→ Exercise description
The records that appear below are to be restated word for word.

→ Recorded information
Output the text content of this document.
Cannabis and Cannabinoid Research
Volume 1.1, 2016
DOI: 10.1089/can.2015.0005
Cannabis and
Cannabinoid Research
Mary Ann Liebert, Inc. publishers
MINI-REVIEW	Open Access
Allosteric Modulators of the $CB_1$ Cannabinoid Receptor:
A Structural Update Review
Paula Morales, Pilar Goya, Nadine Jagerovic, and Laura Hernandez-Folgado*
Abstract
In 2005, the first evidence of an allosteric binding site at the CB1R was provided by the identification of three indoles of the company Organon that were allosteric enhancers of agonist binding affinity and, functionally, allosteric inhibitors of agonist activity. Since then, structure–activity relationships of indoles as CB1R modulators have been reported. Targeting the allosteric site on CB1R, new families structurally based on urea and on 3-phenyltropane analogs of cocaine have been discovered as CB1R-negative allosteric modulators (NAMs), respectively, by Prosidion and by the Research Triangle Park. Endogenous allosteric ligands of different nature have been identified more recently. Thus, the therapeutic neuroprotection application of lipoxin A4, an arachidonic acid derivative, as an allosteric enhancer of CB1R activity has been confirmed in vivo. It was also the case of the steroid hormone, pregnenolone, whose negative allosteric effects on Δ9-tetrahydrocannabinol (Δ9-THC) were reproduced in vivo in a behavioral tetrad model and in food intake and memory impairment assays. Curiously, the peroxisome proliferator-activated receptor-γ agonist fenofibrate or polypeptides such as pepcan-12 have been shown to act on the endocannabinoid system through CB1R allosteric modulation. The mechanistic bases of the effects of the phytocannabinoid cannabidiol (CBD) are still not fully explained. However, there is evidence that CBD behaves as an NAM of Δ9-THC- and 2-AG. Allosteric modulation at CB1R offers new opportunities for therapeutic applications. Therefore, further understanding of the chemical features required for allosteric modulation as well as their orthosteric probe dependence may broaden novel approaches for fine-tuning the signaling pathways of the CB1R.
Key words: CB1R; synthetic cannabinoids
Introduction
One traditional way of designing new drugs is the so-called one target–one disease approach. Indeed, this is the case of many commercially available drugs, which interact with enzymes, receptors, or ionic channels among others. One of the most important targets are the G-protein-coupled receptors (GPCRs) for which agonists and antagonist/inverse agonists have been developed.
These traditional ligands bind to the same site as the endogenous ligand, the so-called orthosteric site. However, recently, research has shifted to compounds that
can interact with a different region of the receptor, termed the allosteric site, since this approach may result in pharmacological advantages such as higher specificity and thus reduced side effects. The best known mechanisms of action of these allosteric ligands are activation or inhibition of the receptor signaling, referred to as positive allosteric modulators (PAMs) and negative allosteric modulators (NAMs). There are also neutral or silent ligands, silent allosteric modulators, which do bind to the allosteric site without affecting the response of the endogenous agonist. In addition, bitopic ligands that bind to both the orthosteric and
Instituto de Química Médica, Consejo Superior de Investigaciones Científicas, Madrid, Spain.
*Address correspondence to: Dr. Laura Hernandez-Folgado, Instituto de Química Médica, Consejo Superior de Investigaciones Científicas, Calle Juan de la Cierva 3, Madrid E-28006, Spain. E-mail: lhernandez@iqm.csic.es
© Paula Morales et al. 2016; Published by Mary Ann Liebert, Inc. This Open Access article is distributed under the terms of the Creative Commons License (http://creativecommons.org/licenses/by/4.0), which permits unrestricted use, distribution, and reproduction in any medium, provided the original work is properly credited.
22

→ Answer to this exercise
Output the text content of this document.
Cannabis and Cannabinoid Research
Volume 1.1, 2016
DOI: 10.1089/can.2015.0005
Cannabis and
Cannabinoid Research
Mary Ann Liebert, Inc. publishers
MINI-REVIEW	Open Access
Allosteric Modulators of the $CB_1$ Cannabinoid Receptor:
A Structural Update Review
Paula Morales, Pilar Goya, Nadine Jagerovic, and Laura Hernandez-Folgado*
Abstract
In 2005, the first evidence of an allosteric binding site at the CB1R was provided by the identification of three indoles of the company Organon that were allosteric enhancers of agonist binding affinity and, functionally, allosteric inhibitors of agonist activity. Since then, structure–activity relationships of indoles as CB1R modulators have been reported. Targeting the allosteric site on CB1R, new families structurally based on urea and on 3-phenyltropane analogs of cocaine have been discovered as CB1R-negative allosteric modulators (NAMs), respectively, by Prosidion and by the Research Triangle Park. Endogenous allosteric ligands of different nature have been identified more recently. Thus, the therapeutic neuroprotection application of lipoxin A4, an arachidonic acid derivative, as an allosteric enhancer of CB1R activity has been confirmed in vivo. It was also the case of the steroid hormone, pregnenolone, whose negative allosteric effects on Δ9-tetrahydrocannabinol (Δ9-THC) were reproduced in vivo in a behavioral tetrad model and in food intake and memory impairment assays. Curiously, the peroxisome proliferator-activated receptor-γ agonist fenofibrate or polypeptides such as pepcan-12 have been shown to act on the endocannabinoid system through CB1R allosteric modulation. The mechanistic bases of the effects of the phytocannabinoid cannabidiol (CBD) are still not fully explained. However, there is evidence that CBD behaves as an NAM of Δ9-THC- and 2-AG. Allosteric modulation at CB1R offers new opportunities for therapeutic applications. Therefore, further understanding of the chemical features required for allosteric modulation as well as their orthosteric probe dependence may broaden novel approaches for fine-tuning the signaling pathways of the CB1R.
Key words: CB1R; synthetic cannabinoids
Introduction
One traditional way of designing new drugs is the so-called one target–one disease approach. Indeed, this is the case of many commercially available drugs, which interact with enzymes, receptors, or ionic channels among others. One of the most important targets are the G-protein-coupled receptors (GPCRs) for which agonists and antagonist/inverse agonists have been developed.
These traditional ligands bind to the same site as the endogenous ligand, the so-called orthosteric site. However, recently, research has shifted to compounds that
can interact with a different region of the receptor, termed the allosteric site, since this approach may result in pharmacological advantages such as higher specificity and thus reduced side effects. The best known mechanisms of action of these allosteric ligands are activation or inhibition of the receptor signaling, referred to as positive allosteric modulators (PAMs) and negative allosteric modulators (NAMs). There are also neutral or silent ligands, silent allosteric modulators, which do bind to the allosteric site without affecting the response of the endogenous agonist. In addition, bitopic ligands that bind to both the orthosteric and
Instituto de Química Médica, Consejo Superior de Investigaciones Científicas, Madrid, Spain.
*Address correspondence to: Dr. Laura Hernandez-Folgado, Instituto de Química Médica, Consejo Superior de Investigaciones Científicas, Calle Juan de la Cierva 3, Madrid E-28006, Spain. E-mail: lhernandez@iqm.csic.es
© Paula Morales et al. 2016; Published by Mary Ann Liebert, Inc. This Open Access article is distributed under the terms of the Creative Commons License (http://creativecommons.org/licenses/by/4.0), which permits unrestricted use, distribution, and reproduction in any medium, provided the original work is properly credited.
22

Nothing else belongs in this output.